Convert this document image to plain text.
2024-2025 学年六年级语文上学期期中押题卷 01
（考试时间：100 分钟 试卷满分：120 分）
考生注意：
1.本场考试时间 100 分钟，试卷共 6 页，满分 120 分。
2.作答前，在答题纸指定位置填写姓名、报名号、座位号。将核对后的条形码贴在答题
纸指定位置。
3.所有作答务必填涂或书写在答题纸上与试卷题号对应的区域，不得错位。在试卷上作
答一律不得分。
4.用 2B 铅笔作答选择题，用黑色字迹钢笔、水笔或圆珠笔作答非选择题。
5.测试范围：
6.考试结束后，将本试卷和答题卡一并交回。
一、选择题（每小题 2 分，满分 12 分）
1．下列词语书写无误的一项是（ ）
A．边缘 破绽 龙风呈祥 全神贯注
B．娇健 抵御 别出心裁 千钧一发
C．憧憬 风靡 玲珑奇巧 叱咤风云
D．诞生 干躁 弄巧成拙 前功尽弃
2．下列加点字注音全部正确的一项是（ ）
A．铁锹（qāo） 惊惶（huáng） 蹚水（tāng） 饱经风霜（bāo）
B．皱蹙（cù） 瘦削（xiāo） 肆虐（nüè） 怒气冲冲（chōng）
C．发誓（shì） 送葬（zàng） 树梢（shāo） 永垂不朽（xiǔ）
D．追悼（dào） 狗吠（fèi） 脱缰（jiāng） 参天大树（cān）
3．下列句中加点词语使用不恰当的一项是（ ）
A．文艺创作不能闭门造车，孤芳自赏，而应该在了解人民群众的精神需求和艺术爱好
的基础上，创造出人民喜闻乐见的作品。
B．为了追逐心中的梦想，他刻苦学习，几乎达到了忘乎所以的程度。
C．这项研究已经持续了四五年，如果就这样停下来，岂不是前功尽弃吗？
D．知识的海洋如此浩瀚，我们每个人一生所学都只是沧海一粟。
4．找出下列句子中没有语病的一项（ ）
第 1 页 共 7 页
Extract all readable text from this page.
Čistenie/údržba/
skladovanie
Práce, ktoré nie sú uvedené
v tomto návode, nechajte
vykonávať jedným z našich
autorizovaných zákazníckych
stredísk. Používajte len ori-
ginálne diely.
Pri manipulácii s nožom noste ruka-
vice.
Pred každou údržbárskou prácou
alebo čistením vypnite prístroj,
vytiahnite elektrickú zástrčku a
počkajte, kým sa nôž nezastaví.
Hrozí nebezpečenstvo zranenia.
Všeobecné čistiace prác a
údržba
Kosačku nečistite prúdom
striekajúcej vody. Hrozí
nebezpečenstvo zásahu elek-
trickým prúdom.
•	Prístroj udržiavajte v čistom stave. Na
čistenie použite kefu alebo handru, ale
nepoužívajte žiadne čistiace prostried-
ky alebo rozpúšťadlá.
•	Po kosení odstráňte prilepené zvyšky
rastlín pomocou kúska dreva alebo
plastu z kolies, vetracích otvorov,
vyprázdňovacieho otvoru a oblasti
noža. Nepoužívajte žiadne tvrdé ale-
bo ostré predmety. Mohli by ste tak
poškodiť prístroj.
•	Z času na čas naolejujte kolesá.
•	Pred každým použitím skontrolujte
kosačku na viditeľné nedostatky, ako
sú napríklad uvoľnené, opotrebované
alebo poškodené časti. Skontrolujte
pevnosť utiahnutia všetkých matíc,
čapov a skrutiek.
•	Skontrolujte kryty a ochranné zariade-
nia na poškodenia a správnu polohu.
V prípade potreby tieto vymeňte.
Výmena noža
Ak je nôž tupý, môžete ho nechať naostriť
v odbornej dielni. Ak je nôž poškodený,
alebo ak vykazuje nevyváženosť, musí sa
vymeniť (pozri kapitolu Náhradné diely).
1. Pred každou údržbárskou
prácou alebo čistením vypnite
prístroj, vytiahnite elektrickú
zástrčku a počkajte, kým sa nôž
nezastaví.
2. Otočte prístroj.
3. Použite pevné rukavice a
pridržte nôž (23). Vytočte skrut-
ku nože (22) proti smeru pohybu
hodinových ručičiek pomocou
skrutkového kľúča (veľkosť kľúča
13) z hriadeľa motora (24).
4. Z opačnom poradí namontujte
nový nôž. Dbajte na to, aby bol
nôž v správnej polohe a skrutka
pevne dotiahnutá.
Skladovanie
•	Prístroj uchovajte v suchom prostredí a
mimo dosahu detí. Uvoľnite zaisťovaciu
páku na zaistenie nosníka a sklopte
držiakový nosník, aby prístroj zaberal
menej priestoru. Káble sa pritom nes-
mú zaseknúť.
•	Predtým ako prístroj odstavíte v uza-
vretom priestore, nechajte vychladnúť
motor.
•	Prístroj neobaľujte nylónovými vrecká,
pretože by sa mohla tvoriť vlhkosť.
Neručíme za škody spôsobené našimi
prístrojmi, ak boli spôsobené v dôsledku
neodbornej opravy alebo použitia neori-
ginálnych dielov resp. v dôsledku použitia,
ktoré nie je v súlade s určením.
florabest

Goal:
Only lines holding the string "počkajte" are wanted; gather each one from the entries above.

Solution to this exercise:
počkajte, kým sa nôž nezastaví.
zástrčku a počkajte, kým sa nôž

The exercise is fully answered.